(Dataset records)
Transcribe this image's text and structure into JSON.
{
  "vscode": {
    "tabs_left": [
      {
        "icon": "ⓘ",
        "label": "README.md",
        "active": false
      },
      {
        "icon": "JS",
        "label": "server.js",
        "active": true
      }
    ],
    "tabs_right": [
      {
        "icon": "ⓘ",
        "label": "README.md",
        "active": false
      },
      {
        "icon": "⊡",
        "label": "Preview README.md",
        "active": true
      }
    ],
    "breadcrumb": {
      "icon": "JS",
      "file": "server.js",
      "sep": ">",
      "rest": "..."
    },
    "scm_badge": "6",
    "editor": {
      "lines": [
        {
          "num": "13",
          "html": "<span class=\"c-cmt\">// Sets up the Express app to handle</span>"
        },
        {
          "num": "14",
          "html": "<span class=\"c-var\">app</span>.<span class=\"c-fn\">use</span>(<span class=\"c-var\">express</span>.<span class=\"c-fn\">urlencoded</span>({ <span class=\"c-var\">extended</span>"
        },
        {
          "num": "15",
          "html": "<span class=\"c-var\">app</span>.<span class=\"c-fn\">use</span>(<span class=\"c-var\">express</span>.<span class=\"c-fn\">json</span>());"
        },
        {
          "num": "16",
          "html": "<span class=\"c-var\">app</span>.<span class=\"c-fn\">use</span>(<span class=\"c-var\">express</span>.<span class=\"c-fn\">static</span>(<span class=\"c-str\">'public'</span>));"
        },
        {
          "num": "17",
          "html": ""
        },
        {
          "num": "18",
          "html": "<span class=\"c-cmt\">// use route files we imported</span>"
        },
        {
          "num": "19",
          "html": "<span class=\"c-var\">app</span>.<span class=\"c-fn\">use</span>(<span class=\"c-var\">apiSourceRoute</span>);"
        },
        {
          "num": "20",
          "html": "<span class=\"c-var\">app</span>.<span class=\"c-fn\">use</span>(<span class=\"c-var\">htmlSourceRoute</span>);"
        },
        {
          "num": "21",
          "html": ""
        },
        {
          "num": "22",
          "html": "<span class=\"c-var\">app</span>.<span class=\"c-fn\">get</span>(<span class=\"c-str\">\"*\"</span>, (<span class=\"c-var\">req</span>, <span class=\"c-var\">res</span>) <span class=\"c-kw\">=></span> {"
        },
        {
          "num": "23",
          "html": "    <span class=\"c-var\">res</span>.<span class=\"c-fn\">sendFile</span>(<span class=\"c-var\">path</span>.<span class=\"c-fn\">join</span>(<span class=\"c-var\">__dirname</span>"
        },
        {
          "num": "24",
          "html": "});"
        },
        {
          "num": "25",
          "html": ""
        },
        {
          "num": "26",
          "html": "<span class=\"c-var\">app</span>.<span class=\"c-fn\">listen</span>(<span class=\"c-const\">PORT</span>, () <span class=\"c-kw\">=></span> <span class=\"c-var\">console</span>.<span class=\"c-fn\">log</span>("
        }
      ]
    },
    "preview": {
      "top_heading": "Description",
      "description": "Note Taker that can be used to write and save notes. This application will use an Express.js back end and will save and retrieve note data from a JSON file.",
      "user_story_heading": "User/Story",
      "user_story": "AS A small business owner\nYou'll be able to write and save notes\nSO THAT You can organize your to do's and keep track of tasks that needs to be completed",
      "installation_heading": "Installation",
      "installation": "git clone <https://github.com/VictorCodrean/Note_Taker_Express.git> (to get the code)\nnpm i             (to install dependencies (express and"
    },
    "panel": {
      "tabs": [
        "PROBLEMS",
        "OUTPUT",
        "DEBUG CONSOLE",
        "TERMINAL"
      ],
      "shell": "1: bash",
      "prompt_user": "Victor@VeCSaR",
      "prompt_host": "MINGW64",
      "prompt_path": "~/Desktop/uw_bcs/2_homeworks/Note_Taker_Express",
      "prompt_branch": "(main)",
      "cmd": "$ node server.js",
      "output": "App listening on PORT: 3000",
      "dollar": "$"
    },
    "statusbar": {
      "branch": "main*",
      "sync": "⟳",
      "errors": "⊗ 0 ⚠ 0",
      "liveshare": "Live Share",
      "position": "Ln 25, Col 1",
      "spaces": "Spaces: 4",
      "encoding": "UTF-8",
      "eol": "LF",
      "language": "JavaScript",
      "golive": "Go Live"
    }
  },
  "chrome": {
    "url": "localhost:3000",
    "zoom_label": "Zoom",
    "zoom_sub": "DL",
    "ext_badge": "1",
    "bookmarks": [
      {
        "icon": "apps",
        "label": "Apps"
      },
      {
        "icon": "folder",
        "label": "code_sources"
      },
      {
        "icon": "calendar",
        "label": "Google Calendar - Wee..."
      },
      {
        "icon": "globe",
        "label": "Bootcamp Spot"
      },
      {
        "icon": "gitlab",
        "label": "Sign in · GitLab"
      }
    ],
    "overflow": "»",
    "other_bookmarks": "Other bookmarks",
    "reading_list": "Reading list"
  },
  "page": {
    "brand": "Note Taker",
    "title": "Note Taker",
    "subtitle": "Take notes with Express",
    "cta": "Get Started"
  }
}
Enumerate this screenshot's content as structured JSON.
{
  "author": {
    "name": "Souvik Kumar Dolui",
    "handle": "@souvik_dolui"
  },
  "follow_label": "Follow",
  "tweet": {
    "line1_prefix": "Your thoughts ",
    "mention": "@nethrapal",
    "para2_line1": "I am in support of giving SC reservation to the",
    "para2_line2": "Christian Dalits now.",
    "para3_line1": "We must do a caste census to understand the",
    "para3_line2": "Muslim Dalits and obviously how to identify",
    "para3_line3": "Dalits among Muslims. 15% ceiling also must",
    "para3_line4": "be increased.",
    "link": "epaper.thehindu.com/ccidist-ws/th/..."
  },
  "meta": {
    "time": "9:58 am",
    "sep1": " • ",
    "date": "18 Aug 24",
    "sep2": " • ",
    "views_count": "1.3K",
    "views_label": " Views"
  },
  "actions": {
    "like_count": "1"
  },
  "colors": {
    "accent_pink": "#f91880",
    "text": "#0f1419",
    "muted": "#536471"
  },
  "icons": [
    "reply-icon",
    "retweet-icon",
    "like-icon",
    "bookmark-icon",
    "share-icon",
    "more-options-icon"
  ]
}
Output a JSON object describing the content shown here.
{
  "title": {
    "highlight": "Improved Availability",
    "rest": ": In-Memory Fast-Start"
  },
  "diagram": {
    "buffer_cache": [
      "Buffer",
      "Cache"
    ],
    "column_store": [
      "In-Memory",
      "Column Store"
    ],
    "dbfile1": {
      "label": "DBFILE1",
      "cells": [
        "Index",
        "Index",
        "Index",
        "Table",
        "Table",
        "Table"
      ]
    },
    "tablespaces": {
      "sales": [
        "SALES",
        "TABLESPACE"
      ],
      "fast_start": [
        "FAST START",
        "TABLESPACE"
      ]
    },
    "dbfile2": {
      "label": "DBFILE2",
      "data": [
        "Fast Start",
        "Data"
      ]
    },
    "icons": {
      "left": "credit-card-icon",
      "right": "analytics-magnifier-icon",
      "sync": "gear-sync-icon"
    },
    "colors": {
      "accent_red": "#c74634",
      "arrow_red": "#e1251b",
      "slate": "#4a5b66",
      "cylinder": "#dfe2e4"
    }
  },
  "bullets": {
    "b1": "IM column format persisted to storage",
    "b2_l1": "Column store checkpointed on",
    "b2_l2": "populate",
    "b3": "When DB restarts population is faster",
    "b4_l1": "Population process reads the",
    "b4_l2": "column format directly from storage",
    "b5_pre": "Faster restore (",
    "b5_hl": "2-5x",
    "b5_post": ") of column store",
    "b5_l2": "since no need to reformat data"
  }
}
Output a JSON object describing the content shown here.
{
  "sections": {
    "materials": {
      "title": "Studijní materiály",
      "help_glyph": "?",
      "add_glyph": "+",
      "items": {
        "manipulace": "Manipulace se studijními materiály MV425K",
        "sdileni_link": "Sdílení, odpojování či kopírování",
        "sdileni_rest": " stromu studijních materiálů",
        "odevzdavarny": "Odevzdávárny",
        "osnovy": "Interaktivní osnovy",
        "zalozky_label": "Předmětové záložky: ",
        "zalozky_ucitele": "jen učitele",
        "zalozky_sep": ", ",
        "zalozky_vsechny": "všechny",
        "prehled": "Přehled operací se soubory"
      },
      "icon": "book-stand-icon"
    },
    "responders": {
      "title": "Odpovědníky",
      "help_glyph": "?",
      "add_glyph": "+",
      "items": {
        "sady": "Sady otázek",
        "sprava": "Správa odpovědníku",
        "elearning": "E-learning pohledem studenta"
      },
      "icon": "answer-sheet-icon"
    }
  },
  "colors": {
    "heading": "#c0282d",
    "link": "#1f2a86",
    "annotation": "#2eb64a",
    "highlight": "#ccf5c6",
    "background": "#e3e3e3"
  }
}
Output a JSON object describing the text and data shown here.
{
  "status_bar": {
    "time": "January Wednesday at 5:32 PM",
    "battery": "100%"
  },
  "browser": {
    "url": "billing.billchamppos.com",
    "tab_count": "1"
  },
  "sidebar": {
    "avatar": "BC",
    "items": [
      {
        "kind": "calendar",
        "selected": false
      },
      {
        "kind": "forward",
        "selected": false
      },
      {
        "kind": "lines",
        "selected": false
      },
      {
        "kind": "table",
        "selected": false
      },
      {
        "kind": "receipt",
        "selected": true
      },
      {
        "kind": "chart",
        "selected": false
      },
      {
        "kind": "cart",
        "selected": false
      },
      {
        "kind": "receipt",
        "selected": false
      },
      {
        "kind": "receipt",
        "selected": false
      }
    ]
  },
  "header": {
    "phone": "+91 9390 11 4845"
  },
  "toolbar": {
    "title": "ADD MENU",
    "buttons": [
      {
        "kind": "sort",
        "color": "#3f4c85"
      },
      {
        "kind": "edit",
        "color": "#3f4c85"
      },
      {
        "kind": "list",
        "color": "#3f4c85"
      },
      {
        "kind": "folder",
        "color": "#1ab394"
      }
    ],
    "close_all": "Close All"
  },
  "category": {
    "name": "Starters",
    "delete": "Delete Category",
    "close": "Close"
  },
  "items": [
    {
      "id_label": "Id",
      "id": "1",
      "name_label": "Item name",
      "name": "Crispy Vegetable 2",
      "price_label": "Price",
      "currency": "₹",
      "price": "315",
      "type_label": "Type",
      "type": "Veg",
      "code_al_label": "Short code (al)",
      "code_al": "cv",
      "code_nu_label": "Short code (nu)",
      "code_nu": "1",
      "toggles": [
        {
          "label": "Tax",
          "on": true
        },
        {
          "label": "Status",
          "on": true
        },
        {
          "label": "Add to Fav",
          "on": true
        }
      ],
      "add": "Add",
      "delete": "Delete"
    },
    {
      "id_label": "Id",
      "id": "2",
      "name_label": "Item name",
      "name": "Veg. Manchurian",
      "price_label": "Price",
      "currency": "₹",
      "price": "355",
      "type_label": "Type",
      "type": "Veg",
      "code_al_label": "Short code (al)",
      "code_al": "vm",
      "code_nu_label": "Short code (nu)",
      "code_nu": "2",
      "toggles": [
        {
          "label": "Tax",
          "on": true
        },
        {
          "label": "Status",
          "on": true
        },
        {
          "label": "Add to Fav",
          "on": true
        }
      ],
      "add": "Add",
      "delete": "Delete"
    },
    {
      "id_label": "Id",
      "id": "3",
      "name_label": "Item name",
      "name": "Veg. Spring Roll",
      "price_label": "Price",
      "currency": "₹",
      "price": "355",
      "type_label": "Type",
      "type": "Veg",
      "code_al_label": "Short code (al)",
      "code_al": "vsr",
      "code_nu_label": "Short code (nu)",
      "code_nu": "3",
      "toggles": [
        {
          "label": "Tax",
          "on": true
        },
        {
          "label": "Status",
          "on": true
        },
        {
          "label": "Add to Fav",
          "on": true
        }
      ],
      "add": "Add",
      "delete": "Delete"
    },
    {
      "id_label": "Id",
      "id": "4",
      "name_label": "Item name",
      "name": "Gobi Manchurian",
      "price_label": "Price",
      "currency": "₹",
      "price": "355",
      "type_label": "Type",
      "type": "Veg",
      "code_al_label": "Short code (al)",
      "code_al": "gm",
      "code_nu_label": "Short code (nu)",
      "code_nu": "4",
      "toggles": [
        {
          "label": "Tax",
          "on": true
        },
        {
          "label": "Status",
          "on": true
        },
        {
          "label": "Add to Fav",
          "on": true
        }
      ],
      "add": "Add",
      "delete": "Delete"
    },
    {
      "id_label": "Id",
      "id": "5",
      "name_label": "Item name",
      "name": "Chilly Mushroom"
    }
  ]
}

- Task requirements
Copy each line in the data that holds the word "materiály".

- Solution
      "title": "Studijní materiály",
        "manipulace": "Manipulace se studijními materiály MV425K",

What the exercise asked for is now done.